◆ AIM ◆
Below are records; work out how many of their lines contain "تعالى" and give only that number.

◆ Extracted records ◆
***

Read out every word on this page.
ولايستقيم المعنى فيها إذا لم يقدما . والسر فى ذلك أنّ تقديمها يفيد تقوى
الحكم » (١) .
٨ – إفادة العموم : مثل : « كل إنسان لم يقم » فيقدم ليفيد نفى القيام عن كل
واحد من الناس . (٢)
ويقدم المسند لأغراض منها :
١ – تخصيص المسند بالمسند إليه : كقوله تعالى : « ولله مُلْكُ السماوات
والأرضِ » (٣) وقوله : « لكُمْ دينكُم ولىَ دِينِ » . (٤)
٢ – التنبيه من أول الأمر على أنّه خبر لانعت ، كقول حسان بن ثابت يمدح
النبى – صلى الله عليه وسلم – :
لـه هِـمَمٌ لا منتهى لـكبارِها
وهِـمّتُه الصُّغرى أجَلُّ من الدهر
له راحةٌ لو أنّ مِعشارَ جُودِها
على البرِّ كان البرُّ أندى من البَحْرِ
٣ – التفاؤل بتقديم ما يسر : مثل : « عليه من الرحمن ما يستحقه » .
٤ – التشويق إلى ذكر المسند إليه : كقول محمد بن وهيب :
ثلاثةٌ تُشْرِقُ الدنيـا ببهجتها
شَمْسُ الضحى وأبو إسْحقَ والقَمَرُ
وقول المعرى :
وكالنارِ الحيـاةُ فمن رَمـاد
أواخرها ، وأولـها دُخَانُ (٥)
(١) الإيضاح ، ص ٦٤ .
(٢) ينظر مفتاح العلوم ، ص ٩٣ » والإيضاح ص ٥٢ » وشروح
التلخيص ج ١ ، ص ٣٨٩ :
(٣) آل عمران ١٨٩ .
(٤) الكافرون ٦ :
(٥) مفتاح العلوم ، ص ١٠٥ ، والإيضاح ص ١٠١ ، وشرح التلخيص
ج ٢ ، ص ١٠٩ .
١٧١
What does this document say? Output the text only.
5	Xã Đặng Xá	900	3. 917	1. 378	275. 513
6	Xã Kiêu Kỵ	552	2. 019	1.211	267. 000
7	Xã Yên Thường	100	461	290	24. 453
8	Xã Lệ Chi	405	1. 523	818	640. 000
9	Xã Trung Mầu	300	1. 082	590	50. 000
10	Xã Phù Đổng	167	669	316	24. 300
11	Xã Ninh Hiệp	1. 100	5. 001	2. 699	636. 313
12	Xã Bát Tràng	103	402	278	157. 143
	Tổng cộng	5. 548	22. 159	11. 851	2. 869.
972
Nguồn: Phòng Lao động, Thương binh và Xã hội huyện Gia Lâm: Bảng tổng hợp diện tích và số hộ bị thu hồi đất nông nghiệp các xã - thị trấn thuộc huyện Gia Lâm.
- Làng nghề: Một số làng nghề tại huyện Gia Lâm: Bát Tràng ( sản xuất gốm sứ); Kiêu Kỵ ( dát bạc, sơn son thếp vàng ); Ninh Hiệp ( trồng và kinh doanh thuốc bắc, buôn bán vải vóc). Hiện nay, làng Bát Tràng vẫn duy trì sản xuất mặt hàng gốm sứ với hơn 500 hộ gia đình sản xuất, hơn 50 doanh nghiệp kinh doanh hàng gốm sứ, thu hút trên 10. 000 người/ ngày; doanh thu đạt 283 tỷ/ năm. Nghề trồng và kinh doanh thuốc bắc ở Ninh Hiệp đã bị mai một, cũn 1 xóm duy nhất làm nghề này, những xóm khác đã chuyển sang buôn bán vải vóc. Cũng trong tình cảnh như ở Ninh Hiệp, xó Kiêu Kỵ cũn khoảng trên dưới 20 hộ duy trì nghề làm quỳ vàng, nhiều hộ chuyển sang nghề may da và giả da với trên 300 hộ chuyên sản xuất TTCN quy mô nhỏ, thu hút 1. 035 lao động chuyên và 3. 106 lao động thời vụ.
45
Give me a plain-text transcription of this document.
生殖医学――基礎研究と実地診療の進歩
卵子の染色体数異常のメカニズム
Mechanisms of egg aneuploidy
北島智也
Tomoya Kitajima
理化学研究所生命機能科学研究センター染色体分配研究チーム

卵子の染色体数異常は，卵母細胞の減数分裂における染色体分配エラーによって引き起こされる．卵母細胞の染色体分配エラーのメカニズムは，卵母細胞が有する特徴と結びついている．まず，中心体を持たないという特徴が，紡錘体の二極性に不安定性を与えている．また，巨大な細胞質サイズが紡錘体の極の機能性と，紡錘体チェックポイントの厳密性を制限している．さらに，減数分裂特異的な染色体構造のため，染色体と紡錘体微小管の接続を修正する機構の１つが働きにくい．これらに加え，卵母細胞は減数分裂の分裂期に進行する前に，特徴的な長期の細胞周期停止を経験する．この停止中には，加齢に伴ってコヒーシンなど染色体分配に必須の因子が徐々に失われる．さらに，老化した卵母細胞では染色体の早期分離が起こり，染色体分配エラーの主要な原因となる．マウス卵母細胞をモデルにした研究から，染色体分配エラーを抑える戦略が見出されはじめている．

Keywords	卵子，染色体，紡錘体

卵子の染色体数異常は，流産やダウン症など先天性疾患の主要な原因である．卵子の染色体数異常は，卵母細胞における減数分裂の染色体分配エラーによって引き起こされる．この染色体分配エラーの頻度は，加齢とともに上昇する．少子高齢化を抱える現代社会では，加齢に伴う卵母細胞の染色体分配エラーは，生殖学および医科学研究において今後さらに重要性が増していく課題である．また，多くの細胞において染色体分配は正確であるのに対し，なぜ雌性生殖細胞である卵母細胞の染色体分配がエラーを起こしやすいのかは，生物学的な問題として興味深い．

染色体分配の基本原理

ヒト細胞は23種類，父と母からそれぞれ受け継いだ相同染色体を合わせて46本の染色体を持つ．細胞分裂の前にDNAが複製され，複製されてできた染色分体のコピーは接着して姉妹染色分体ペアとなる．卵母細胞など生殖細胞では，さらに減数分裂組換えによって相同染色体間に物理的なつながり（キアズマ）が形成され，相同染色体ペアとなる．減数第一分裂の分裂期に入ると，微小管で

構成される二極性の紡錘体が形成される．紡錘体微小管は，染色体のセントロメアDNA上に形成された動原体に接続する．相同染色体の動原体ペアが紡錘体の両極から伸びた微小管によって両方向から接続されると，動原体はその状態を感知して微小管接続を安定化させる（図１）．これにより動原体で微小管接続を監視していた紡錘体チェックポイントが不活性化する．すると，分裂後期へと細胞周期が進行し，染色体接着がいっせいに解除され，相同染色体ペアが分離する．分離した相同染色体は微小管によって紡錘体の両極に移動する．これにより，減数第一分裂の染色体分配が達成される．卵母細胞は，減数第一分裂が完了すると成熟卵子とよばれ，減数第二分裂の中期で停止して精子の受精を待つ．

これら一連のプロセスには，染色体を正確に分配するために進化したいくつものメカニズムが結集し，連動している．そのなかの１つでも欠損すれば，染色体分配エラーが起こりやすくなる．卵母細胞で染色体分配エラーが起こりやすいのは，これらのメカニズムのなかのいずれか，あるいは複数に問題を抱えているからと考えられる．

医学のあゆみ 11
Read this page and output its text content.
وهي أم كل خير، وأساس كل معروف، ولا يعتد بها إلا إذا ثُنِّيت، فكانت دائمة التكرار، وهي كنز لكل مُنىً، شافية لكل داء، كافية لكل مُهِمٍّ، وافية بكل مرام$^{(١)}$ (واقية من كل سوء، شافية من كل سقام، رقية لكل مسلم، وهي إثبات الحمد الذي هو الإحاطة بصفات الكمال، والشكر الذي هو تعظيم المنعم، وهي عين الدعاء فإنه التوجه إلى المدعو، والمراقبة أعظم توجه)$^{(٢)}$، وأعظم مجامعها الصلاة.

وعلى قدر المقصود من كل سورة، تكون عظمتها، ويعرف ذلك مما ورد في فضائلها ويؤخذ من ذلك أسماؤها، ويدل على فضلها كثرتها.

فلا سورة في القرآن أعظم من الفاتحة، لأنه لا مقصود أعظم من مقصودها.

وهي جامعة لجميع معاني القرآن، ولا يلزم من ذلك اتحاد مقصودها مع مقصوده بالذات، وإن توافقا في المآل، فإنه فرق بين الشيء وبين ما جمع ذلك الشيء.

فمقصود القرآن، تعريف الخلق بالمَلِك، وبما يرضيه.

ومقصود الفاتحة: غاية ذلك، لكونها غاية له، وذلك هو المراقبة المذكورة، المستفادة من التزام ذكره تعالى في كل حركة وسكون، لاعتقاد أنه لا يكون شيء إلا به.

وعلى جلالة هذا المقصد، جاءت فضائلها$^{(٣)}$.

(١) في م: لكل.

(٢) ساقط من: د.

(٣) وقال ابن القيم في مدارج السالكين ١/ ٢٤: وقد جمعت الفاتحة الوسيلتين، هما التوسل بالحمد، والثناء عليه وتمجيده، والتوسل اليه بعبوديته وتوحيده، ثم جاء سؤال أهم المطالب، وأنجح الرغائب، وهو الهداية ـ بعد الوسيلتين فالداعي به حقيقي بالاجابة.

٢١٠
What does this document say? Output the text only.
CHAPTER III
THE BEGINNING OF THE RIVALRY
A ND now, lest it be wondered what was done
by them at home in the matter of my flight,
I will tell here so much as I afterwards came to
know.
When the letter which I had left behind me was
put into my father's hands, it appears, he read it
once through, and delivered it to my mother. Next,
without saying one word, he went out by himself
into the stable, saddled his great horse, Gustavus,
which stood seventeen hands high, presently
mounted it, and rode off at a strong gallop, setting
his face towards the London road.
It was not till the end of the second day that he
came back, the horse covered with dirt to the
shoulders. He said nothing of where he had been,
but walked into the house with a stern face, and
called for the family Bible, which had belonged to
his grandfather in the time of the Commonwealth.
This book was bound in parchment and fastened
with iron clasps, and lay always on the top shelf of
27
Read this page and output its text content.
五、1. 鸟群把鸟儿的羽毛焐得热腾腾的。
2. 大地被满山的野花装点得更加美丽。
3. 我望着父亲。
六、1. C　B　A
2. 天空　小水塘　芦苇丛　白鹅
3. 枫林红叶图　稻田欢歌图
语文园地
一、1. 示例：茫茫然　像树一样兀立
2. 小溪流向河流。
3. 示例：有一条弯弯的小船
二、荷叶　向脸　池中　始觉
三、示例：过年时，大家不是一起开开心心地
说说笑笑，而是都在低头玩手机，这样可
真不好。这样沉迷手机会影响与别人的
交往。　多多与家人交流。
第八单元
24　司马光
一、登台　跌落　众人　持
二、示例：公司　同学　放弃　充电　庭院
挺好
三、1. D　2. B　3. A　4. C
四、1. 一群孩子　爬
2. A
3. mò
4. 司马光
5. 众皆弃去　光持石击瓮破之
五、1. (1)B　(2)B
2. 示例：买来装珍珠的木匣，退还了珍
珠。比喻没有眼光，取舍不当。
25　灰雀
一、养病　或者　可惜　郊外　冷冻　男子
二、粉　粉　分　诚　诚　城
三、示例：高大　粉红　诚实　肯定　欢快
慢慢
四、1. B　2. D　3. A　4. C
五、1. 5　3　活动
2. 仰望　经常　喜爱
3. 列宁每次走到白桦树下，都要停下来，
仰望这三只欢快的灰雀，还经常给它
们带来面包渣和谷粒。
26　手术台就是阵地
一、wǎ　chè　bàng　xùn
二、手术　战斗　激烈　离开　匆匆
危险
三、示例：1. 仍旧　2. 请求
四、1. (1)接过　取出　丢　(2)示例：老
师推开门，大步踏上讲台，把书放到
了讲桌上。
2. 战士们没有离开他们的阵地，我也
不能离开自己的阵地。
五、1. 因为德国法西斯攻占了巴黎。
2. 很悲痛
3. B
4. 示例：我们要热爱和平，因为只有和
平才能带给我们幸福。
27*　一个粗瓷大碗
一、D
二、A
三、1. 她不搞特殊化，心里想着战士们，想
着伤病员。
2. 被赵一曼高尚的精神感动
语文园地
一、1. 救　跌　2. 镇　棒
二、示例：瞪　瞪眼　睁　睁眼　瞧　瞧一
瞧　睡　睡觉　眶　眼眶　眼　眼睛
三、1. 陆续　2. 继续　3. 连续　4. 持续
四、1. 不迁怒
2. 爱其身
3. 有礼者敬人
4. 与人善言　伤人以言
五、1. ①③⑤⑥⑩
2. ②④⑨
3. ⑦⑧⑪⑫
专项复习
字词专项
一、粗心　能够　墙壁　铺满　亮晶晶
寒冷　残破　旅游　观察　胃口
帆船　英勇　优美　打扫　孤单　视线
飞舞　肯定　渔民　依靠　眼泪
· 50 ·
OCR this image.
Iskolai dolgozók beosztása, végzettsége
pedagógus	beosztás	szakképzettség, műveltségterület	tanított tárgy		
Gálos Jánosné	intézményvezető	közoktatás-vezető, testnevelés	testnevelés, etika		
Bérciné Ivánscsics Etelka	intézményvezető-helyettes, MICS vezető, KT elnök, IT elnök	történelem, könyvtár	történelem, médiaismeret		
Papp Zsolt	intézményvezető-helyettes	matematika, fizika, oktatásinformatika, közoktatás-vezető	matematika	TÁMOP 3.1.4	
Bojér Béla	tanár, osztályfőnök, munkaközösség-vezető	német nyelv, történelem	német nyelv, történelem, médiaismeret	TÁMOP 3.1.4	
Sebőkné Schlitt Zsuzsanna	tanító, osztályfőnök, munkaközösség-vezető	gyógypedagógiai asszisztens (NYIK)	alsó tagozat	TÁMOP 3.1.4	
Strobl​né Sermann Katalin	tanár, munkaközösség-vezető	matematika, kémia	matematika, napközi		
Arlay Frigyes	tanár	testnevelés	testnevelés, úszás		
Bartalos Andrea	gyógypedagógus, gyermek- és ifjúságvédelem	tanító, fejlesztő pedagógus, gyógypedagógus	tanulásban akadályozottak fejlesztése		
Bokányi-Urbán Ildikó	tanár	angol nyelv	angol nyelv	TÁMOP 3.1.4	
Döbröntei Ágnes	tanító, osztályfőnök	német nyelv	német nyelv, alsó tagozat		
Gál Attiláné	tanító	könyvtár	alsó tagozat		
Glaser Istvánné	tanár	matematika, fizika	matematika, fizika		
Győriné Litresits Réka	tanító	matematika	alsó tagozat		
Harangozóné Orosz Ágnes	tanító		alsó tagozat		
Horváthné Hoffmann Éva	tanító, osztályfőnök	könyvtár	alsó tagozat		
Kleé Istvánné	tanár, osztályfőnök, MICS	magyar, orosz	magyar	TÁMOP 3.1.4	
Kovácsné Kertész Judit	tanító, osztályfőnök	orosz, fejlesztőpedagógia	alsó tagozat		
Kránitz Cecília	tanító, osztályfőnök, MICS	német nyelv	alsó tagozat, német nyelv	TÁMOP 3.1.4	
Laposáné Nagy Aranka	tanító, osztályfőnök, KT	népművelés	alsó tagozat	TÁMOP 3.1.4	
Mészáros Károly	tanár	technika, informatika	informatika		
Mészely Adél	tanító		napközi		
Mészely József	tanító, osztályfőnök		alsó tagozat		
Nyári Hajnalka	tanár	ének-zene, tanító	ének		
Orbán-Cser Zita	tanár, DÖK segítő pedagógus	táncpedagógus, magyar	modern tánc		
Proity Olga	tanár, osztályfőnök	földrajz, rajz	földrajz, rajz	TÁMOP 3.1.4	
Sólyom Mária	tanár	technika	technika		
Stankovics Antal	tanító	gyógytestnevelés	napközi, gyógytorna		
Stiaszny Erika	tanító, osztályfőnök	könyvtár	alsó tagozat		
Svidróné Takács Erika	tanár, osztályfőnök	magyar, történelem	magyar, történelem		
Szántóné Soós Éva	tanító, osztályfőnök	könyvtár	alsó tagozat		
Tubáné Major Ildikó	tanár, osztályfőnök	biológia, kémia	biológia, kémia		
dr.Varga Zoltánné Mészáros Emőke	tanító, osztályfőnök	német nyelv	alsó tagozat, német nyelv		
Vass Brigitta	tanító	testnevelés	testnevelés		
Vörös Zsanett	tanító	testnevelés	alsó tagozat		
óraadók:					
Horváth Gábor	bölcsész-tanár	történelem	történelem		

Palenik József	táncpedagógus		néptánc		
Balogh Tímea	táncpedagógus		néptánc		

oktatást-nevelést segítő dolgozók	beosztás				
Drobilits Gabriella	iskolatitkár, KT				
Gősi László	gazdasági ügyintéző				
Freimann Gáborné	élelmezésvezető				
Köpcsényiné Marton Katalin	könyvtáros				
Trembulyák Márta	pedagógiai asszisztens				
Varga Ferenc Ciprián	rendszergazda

***

◆ RESULT OF THE TASK ◆
2